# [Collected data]
○ ○ ○ ○ ○
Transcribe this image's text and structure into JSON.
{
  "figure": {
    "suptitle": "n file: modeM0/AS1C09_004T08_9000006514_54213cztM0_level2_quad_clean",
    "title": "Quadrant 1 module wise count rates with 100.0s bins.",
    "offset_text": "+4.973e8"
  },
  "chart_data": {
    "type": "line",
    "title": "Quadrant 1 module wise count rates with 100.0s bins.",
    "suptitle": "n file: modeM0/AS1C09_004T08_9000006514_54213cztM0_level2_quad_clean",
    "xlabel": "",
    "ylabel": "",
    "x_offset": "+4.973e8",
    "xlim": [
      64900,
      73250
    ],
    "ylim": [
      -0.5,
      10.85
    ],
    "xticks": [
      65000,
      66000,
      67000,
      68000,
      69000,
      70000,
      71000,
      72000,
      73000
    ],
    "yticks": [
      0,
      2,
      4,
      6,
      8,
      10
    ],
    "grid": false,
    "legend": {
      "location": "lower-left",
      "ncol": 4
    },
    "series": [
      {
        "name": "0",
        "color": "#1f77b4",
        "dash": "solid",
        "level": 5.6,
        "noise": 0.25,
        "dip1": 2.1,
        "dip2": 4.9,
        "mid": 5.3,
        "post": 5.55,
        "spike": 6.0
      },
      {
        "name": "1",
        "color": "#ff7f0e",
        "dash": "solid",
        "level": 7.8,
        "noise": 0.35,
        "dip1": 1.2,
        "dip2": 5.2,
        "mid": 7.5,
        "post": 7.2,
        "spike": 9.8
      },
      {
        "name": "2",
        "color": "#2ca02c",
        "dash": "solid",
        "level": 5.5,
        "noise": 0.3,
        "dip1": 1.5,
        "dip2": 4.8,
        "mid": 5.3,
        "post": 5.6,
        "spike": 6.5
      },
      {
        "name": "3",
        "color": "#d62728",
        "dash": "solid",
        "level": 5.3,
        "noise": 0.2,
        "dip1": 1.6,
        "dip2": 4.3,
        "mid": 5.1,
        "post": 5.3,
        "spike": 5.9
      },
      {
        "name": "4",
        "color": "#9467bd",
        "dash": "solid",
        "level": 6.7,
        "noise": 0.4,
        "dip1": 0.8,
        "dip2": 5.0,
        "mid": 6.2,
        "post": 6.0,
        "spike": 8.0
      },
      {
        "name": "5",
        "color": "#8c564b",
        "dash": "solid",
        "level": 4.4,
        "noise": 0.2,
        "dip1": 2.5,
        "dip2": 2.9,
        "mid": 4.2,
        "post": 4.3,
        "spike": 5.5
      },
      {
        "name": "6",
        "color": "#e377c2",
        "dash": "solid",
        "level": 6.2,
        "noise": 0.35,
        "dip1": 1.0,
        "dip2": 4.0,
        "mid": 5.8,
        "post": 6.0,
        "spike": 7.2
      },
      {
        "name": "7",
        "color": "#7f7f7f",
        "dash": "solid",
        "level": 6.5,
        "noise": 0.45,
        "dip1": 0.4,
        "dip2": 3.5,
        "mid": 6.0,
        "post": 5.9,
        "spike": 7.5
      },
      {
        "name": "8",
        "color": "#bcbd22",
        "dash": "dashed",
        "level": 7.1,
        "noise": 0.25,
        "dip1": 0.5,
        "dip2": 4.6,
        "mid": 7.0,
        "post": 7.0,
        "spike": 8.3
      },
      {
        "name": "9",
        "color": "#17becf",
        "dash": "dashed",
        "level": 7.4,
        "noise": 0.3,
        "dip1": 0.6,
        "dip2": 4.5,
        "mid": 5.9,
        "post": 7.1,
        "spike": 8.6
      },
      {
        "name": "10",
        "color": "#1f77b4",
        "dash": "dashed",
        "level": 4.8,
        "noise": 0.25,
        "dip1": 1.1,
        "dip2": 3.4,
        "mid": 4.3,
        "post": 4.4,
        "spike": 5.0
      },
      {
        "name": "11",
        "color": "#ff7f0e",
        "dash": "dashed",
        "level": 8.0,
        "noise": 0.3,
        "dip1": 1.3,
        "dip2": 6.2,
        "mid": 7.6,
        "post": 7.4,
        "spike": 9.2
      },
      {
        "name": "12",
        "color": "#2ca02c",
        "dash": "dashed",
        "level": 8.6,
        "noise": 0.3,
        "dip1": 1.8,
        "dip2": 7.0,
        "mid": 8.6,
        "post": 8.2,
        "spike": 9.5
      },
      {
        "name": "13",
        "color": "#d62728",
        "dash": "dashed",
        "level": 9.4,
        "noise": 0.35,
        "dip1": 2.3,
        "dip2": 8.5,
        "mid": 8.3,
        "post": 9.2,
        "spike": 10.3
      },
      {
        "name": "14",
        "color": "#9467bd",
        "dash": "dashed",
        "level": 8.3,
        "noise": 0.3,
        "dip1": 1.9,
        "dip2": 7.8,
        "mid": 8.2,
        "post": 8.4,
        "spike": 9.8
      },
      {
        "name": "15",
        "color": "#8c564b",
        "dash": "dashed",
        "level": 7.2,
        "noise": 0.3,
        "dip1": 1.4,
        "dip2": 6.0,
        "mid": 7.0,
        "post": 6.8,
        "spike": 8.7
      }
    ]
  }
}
○ ○ ○ ○ ○
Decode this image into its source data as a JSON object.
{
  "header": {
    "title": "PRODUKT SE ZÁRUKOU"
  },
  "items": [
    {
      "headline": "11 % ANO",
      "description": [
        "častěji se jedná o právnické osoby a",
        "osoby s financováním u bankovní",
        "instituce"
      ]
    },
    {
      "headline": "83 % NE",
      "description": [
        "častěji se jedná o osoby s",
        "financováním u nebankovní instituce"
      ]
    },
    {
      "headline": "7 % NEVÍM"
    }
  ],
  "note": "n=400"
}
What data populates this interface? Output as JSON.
○ ○ ○ ○ ○
Going down the listing above, begin printing at the line with "Decode this image" and finish with the line with "What data populates", exactly as they appear.

Decode this image into its source data as a JSON object.
{
  "header": {
    "title": "PRODUKT SE ZÁRUKOU"
  },
  "items": [
    {
      "headline": "11 % ANO",
      "description": [
        "častěji se jedná o právnické osoby a",
        "osoby s financováním u bankovní",
        "instituce"
      ]
    },
    {
      "headline": "83 % NE",
      "description": [
        "častěji se jedná o osoby s",
        "financováním u nebankovní instituce"
      ]
    },
    {
      "headline": "7 % NEVÍM"
    }
  ],
  "note": "n=400"
}
What data populates this interface? Output as JSON.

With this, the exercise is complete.